╭─ SUPPLIED RECORDS

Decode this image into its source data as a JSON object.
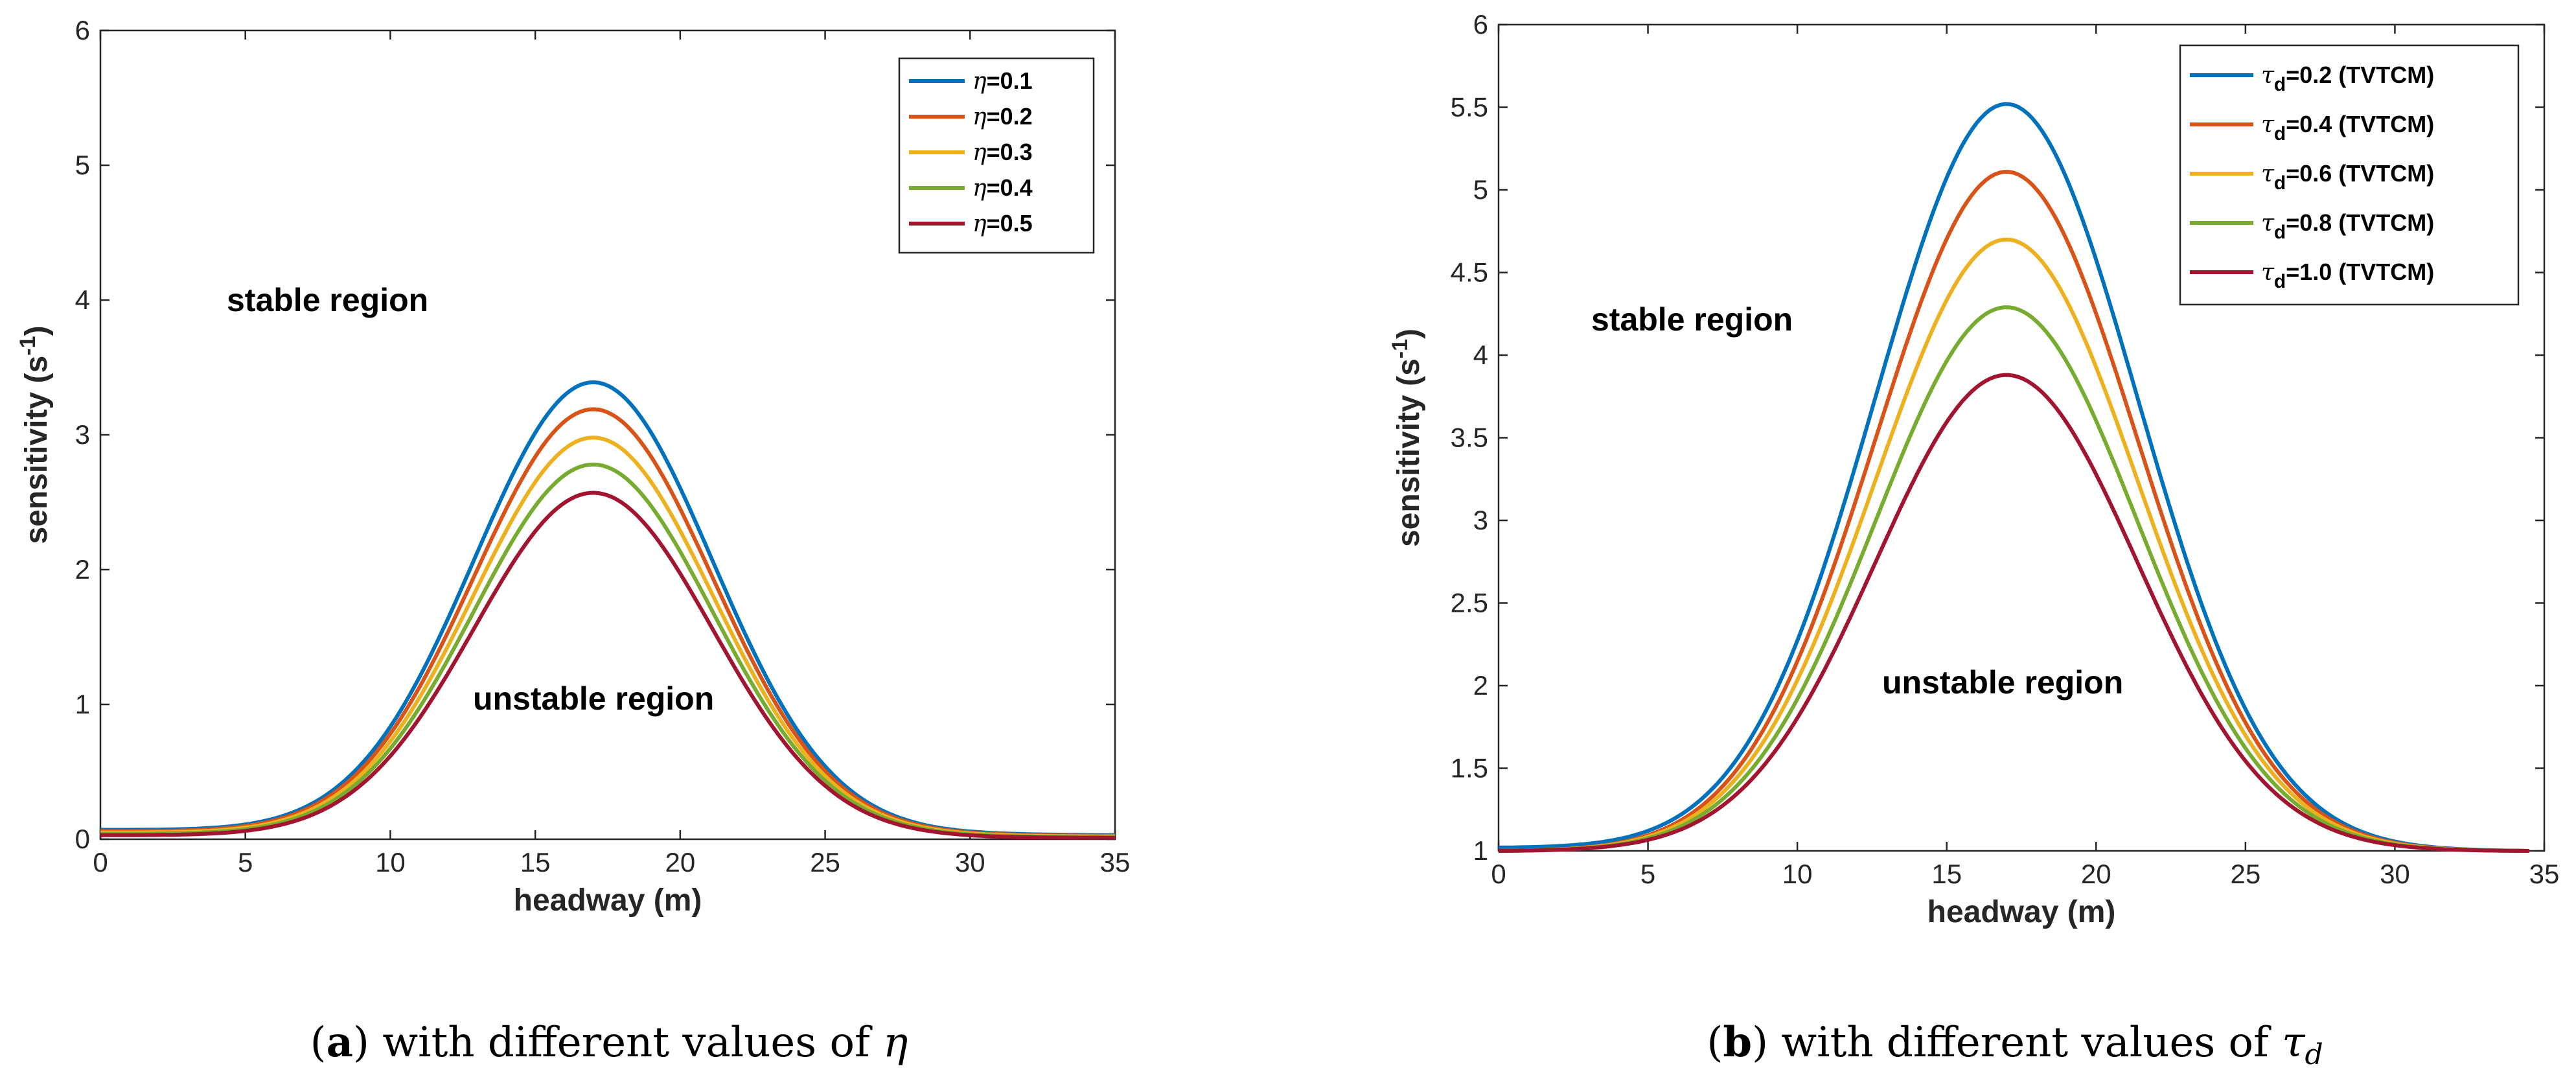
{
  "chart_data": [
    {
      "type": "line",
      "panel": "a",
      "xlabel": "headway (m)",
      "ylabel": "sensitivity (s",
      "ylabel_sup": "-1",
      "ylabel_end": ")",
      "xlim": [
        0,
        35
      ],
      "ylim": [
        0,
        6
      ],
      "xticks": [
        0,
        5,
        10,
        15,
        20,
        25,
        30,
        35
      ],
      "yticks": [
        0,
        1,
        2,
        3,
        4,
        5,
        6
      ],
      "ytick_labels": [
        "0",
        "1",
        "2",
        "3",
        "4",
        "5",
        "6"
      ],
      "legend_position": "top-right",
      "annotations": {
        "stable": "stable region",
        "unstable": "unstable region"
      },
      "curve": {
        "center": 17,
        "width": 5.8,
        "x_end": 35
      },
      "series": [
        {
          "symbol": "η",
          "label": "=0.1",
          "color": "#0072BD",
          "peak": 3.39,
          "start": 0.07,
          "end": 0.03
        },
        {
          "symbol": "η",
          "label": "=0.2",
          "color": "#D95319",
          "peak": 3.19,
          "start": 0.06,
          "end": 0.025
        },
        {
          "symbol": "η",
          "label": "=0.3",
          "color": "#EDB120",
          "peak": 2.98,
          "start": 0.05,
          "end": 0.02
        },
        {
          "symbol": "η",
          "label": "=0.4",
          "color": "#77AC30",
          "peak": 2.78,
          "start": 0.04,
          "end": 0.015
        },
        {
          "symbol": "η",
          "label": "=0.5",
          "color": "#A2142F",
          "peak": 2.57,
          "start": 0.03,
          "end": 0.01
        }
      ],
      "caption": {
        "letter": "a",
        "text": " with different values of ",
        "symbol": "η"
      }
    },
    {
      "type": "line",
      "panel": "b",
      "xlabel": "headway (m)",
      "ylabel": "sensitivity (s",
      "ylabel_sup": "-1",
      "ylabel_end": ")",
      "xlim": [
        0,
        35
      ],
      "ylim": [
        1,
        6
      ],
      "xticks": [
        0,
        5,
        10,
        15,
        20,
        25,
        30,
        35
      ],
      "yticks": [
        1,
        1.5,
        2,
        2.5,
        3,
        3.5,
        4,
        4.5,
        5,
        5.5,
        6
      ],
      "ytick_labels": [
        "1",
        "1.5",
        "2",
        "2.5",
        "3",
        "3.5",
        "4",
        "4.5",
        "5",
        "5.5",
        "6"
      ],
      "legend_position": "top-right",
      "annotations": {
        "stable": "stable region",
        "unstable": "unstable region"
      },
      "curve": {
        "center": 17,
        "width": 6.2,
        "x_end": 34.5
      },
      "series": [
        {
          "symbol": "τ",
          "sub": "d",
          "label": "=0.2 (TVTCM)",
          "color": "#0072BD",
          "peak": 5.52,
          "start": 1.02,
          "end": 1.0
        },
        {
          "symbol": "τ",
          "sub": "d",
          "label": "=0.4 (TVTCM)",
          "color": "#D95319",
          "peak": 5.11,
          "start": 1.0,
          "end": 1.0
        },
        {
          "symbol": "τ",
          "sub": "d",
          "label": "=0.6 (TVTCM)",
          "color": "#EDB120",
          "peak": 4.7,
          "start": 1.0,
          "end": 1.0
        },
        {
          "symbol": "τ",
          "sub": "d",
          "label": "=0.8 (TVTCM)",
          "color": "#77AC30",
          "peak": 4.29,
          "start": 1.0,
          "end": 1.0
        },
        {
          "symbol": "τ",
          "sub": "d",
          "label": "=1.0 (TVTCM)",
          "color": "#A2142F",
          "peak": 3.88,
          "start": 1.0,
          "end": 1.0
        }
      ],
      "caption": {
        "letter": "b",
        "text": " with different values of ",
        "symbol": "τ",
        "sub": "d"
      }
    }
  ]
}
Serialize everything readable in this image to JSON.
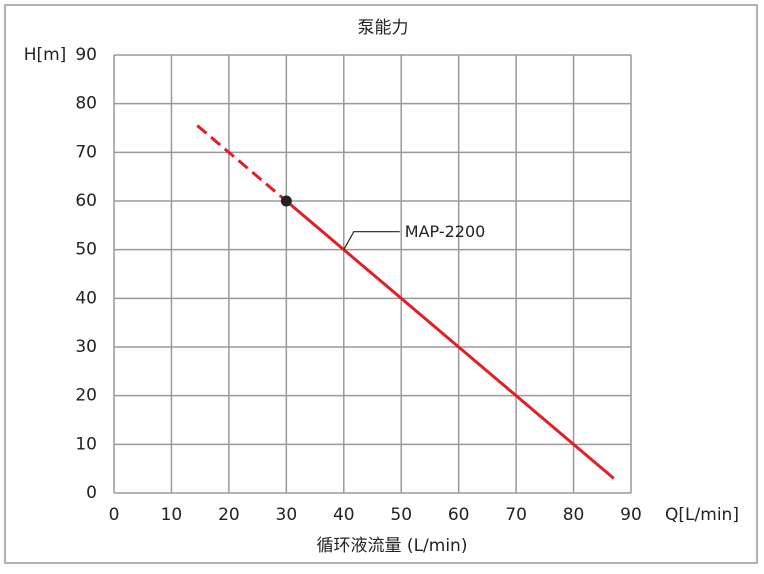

╰─

__EXERCISE INSTRUCTIONS__
List every line from the entries above in which "this" appears.

__EXPECTED ANSWER__
Decode this image into its source data as a JSON object.
Serialize everything readable in this image to JSON.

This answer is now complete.